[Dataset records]
■ ■ ■ ■ ■

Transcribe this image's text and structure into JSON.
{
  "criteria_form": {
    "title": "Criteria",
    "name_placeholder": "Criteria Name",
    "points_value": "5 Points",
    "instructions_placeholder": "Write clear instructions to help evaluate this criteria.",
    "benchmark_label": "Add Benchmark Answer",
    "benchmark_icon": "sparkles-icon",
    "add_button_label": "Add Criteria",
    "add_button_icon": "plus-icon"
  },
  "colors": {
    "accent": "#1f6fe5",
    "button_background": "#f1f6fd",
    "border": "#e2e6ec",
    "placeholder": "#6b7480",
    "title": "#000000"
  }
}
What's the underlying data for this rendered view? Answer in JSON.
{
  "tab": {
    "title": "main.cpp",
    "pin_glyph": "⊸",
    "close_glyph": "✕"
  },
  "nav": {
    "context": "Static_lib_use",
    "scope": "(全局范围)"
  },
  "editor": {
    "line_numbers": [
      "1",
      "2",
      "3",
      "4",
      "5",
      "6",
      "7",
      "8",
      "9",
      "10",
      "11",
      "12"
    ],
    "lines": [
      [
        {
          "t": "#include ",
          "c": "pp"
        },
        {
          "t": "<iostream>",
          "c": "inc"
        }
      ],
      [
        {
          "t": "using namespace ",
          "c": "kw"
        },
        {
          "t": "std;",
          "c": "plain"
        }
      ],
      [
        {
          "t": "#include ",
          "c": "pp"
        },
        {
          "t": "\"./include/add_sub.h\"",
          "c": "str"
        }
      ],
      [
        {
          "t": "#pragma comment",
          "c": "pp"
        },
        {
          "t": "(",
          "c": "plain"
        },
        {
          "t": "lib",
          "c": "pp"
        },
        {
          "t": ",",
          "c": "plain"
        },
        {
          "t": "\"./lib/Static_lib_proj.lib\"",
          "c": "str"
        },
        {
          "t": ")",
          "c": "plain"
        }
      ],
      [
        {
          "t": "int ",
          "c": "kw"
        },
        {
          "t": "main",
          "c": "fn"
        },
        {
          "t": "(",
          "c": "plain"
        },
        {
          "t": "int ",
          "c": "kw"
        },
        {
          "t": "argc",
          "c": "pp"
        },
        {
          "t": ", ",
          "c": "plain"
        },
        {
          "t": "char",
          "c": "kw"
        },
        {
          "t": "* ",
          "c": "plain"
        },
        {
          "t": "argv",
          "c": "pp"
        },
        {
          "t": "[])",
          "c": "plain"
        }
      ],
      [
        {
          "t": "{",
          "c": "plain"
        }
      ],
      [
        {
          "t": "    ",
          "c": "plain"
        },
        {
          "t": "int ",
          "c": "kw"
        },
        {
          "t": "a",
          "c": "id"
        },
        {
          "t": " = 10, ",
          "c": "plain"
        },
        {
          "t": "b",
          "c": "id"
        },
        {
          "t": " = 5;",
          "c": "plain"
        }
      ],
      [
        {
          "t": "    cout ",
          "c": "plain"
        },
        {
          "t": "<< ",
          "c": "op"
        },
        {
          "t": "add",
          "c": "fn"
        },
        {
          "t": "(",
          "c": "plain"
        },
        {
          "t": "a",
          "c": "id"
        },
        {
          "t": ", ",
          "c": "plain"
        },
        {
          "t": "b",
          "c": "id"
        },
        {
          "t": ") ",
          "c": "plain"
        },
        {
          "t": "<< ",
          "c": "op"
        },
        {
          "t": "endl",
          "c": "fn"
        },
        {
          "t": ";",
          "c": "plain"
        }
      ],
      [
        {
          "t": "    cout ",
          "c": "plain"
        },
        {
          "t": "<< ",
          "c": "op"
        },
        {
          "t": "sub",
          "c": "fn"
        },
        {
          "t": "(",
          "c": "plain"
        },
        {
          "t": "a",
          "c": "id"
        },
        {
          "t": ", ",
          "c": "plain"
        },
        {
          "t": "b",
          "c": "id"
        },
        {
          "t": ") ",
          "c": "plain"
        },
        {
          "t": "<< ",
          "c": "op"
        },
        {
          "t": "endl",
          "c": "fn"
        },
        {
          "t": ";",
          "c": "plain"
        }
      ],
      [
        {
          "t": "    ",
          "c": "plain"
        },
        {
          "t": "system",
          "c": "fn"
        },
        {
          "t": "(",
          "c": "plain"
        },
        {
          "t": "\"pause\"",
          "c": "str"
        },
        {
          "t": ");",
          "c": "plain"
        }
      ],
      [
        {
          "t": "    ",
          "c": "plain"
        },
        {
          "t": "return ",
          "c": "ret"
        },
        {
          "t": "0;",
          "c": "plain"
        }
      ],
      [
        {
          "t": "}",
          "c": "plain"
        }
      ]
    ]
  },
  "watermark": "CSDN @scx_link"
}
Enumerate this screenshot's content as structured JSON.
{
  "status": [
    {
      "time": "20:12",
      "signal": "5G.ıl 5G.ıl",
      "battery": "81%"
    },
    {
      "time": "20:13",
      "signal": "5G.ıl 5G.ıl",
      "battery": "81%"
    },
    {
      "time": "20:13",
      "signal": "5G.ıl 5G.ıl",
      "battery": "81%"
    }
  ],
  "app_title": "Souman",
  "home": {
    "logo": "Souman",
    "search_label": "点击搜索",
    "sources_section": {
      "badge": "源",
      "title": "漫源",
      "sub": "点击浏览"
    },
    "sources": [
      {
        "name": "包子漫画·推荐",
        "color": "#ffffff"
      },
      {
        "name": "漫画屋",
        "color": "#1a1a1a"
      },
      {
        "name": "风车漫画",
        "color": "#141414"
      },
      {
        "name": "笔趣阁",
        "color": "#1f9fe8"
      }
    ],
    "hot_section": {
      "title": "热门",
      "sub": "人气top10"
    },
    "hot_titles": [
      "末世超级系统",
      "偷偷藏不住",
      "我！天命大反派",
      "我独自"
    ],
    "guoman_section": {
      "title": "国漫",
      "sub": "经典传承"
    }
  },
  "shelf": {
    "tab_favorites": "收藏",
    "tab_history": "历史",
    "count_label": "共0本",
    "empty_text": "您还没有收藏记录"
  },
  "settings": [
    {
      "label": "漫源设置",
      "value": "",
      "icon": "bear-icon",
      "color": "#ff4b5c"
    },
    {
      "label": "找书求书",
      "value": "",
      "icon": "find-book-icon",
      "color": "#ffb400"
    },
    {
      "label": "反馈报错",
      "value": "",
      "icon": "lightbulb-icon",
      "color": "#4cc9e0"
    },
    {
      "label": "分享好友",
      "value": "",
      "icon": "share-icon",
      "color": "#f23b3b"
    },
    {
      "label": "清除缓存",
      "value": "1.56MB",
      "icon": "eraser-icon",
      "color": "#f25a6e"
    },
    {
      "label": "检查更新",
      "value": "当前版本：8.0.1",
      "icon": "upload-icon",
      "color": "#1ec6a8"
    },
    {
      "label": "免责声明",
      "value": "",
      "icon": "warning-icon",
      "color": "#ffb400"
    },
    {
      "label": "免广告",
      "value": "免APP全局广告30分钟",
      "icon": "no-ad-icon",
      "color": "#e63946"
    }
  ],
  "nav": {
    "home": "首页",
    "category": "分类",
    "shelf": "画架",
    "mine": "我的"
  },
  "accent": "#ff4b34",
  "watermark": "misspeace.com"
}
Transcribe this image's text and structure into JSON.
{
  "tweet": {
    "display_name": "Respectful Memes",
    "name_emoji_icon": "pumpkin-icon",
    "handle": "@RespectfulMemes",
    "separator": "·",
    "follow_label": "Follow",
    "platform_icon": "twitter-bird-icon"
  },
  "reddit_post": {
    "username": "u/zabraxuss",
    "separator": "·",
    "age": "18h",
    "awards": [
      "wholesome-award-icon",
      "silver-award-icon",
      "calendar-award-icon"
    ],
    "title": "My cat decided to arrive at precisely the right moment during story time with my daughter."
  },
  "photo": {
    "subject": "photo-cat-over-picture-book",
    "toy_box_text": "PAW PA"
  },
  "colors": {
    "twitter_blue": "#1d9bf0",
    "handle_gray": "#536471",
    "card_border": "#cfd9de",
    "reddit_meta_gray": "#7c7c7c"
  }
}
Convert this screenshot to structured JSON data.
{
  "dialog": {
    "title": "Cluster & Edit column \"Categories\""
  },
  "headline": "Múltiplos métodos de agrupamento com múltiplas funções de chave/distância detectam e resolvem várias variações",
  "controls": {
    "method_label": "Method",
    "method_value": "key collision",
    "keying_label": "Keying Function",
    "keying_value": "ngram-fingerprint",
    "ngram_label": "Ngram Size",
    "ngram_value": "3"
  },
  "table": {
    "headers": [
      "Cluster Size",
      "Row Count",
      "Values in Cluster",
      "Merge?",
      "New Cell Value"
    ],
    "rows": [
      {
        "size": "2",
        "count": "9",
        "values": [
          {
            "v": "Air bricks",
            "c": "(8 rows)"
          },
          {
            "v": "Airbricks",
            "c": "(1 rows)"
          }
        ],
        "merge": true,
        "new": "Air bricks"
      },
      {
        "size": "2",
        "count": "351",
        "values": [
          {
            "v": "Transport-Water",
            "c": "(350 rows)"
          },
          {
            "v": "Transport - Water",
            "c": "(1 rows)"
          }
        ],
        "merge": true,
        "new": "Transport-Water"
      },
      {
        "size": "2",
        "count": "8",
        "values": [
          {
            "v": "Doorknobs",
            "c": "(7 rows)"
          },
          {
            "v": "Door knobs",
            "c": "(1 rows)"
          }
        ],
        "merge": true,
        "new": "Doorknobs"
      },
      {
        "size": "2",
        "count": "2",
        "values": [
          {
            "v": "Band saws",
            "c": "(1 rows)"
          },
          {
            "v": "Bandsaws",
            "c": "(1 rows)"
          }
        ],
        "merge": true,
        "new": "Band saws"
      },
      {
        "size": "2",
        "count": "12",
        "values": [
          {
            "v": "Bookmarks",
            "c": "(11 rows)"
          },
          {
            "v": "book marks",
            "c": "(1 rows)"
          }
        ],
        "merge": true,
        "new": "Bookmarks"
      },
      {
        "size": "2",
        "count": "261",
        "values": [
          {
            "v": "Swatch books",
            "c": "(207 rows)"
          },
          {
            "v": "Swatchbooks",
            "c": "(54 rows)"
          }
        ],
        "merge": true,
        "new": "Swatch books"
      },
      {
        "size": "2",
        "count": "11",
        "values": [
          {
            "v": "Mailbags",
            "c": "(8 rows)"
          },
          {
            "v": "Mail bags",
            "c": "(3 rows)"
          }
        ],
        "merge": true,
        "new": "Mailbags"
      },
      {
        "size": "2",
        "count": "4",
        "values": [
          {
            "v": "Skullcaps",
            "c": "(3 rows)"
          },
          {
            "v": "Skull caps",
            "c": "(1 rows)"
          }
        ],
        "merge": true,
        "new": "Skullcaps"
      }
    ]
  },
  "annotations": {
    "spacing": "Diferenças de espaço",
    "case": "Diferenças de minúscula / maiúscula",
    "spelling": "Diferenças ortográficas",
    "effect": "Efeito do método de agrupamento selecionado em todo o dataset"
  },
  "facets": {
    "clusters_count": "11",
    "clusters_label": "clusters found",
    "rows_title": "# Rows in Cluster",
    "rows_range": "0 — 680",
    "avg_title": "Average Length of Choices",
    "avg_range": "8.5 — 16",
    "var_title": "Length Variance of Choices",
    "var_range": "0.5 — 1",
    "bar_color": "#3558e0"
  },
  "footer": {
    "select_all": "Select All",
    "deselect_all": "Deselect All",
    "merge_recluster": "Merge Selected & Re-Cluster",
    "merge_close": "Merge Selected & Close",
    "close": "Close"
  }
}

■ ■ ■ ■ ■

(Direction): Copy down every line of the material above that includes the string "this".

(Task answer):
Transcribe this image's text and structure into JSON.
    "instructions_placeholder": "Write clear instructions to help evaluate this criteria.",
What's the underlying data for this rendered view? Answer in JSON.
Enumerate this screenshot's content as structured JSON.
Transcribe this image's text and structure into JSON.
Convert this screenshot to structured JSON data.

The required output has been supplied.